• **EXERCISE INSTRUCTIONS**
Where a line contains the string "this", copy that line.

• **SUPPLIED DATA**

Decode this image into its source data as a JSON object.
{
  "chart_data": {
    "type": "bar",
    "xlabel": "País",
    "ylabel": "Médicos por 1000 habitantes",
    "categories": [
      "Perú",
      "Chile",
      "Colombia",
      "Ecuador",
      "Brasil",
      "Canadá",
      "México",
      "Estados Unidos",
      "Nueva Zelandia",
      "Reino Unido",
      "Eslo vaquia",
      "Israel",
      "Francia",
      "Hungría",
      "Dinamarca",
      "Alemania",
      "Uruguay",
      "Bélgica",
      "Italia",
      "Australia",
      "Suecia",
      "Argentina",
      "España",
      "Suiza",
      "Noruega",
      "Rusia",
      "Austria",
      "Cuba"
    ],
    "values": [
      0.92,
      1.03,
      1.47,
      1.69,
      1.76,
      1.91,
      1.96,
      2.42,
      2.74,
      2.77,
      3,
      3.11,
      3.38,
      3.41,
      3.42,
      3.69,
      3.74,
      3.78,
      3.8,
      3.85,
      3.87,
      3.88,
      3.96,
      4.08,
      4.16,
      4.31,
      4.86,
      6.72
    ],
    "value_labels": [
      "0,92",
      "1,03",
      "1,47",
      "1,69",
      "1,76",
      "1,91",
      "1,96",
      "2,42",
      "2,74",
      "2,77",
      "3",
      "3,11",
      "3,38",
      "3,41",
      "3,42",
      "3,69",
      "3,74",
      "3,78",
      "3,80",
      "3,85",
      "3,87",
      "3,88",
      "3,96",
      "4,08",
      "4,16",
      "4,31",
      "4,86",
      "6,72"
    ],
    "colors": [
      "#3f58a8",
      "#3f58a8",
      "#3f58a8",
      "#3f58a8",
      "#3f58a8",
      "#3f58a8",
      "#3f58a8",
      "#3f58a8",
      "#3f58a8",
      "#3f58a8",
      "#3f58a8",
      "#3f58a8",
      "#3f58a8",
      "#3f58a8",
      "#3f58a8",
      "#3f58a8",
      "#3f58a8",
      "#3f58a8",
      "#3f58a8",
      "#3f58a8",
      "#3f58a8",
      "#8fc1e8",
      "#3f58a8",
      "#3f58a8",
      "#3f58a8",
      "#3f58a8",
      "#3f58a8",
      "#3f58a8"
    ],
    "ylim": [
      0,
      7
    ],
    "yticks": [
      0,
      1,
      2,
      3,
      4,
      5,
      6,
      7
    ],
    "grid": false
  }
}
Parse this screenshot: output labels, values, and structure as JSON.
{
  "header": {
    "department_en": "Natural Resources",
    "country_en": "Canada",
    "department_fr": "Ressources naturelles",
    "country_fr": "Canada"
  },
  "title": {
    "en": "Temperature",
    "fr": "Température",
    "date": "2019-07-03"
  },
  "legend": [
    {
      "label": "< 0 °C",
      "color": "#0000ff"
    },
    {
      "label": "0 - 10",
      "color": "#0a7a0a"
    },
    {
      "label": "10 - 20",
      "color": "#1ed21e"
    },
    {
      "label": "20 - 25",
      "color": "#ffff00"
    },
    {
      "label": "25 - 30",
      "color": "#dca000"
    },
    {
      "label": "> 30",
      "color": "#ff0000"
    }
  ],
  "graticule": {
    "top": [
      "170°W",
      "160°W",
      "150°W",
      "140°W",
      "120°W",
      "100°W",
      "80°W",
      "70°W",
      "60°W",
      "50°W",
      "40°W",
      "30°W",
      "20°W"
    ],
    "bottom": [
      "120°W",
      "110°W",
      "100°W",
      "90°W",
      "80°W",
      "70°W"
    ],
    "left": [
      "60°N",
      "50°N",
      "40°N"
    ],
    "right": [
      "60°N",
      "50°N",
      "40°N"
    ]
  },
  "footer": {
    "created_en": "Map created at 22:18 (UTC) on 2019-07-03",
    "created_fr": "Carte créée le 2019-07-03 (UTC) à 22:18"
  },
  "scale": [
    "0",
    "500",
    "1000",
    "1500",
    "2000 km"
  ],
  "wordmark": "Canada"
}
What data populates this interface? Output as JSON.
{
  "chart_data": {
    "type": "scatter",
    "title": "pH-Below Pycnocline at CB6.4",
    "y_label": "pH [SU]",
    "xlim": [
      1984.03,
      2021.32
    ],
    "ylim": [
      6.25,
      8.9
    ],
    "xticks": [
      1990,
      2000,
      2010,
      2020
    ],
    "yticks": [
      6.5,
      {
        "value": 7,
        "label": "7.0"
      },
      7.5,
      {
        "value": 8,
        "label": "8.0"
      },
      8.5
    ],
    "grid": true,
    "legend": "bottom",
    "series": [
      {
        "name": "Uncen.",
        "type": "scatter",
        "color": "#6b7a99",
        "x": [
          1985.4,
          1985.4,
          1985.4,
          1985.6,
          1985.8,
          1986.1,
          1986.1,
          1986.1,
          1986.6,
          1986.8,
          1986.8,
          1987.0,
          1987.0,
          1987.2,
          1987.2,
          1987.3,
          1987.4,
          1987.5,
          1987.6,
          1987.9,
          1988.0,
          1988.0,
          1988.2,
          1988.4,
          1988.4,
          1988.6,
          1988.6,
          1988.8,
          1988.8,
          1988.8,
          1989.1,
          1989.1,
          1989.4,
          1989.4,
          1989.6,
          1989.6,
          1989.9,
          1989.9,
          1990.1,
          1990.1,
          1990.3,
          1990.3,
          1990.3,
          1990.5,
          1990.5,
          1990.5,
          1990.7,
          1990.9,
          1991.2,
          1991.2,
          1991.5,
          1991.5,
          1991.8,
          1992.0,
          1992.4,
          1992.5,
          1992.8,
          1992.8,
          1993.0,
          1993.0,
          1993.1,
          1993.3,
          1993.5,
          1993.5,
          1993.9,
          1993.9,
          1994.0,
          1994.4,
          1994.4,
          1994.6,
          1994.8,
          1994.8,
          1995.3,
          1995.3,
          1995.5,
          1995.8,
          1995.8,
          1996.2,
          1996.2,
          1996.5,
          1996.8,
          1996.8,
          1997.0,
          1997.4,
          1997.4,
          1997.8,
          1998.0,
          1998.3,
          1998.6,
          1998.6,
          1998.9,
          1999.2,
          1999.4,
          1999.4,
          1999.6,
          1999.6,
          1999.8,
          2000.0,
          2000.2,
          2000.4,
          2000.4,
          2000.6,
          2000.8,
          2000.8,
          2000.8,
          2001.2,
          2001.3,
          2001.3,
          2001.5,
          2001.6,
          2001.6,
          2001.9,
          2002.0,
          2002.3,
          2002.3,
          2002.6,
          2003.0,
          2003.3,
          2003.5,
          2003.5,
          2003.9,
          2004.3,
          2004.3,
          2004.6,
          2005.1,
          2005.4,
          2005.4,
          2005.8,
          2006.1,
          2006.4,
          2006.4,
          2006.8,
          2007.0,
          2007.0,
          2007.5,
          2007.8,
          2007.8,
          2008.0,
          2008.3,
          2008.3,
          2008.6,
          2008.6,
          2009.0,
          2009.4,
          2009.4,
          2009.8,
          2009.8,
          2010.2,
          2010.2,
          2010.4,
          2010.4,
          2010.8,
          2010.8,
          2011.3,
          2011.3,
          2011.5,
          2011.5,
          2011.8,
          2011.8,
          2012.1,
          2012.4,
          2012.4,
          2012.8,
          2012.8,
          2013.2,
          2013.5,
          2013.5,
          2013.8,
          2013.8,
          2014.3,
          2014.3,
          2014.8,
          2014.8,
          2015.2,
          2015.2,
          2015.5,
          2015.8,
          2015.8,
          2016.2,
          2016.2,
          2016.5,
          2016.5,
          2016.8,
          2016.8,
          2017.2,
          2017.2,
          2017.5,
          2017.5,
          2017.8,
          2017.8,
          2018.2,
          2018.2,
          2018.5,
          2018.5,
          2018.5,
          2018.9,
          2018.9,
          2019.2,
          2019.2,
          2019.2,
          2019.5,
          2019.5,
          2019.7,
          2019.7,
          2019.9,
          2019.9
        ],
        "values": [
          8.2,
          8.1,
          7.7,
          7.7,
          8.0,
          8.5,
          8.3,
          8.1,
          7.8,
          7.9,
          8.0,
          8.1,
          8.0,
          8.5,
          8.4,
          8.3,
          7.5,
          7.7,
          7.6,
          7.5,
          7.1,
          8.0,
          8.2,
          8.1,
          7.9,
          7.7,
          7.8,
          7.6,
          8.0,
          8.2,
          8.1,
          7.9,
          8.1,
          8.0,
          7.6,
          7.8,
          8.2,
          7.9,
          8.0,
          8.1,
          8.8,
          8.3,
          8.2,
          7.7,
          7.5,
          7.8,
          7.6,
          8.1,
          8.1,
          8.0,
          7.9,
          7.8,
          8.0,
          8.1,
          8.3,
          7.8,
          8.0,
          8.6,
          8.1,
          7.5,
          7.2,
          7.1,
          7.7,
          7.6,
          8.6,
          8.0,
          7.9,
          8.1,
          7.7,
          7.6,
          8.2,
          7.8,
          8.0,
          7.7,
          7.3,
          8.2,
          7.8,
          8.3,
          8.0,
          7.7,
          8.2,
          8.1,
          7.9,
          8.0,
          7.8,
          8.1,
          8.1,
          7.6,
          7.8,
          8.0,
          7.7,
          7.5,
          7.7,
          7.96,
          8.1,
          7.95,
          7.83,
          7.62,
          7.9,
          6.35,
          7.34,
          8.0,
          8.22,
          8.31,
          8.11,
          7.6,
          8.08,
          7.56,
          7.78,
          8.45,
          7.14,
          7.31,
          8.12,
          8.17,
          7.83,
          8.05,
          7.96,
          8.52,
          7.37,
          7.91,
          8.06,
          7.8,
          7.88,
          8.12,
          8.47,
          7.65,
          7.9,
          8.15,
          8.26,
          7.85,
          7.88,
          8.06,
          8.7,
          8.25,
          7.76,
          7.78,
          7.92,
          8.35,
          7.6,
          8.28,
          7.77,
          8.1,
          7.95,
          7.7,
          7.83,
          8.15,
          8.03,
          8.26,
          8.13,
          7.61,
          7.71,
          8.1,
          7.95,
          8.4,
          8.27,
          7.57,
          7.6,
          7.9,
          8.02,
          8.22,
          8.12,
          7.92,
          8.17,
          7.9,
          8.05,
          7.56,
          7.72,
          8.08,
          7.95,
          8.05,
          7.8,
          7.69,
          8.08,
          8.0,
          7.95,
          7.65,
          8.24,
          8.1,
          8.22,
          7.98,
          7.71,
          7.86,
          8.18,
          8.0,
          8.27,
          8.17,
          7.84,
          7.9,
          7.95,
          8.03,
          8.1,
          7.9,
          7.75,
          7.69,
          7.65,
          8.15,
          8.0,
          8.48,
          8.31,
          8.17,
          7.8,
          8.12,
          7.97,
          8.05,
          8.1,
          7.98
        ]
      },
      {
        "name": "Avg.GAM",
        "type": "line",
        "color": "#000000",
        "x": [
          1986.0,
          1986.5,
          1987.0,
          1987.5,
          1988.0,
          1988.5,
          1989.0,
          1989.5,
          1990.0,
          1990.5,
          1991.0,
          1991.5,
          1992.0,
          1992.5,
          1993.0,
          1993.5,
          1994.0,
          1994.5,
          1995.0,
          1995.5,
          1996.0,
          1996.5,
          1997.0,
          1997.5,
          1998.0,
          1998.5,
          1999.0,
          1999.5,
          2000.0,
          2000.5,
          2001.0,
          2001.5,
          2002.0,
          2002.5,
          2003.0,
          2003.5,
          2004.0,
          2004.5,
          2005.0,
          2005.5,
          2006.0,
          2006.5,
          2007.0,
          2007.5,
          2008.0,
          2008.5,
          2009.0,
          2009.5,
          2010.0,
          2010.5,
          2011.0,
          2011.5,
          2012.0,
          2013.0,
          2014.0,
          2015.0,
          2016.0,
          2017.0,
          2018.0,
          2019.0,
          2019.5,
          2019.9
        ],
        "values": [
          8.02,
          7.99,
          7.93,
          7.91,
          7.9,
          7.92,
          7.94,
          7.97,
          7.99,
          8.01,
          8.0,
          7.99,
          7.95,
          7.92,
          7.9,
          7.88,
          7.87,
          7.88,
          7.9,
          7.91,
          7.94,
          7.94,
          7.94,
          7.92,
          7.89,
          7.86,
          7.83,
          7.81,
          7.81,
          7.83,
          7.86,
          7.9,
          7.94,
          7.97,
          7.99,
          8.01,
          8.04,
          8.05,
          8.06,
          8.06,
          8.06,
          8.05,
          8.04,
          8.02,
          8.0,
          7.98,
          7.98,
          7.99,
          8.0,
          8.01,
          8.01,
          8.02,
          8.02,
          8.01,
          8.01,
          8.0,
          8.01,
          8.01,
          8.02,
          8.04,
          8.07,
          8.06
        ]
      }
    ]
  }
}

• **RESULT OF THE EXERCISE**
Decode this image into its source data as a JSON object.
Parse this screenshot: output labels, values, and structure as JSON.
What data populates this interface? Output as JSON.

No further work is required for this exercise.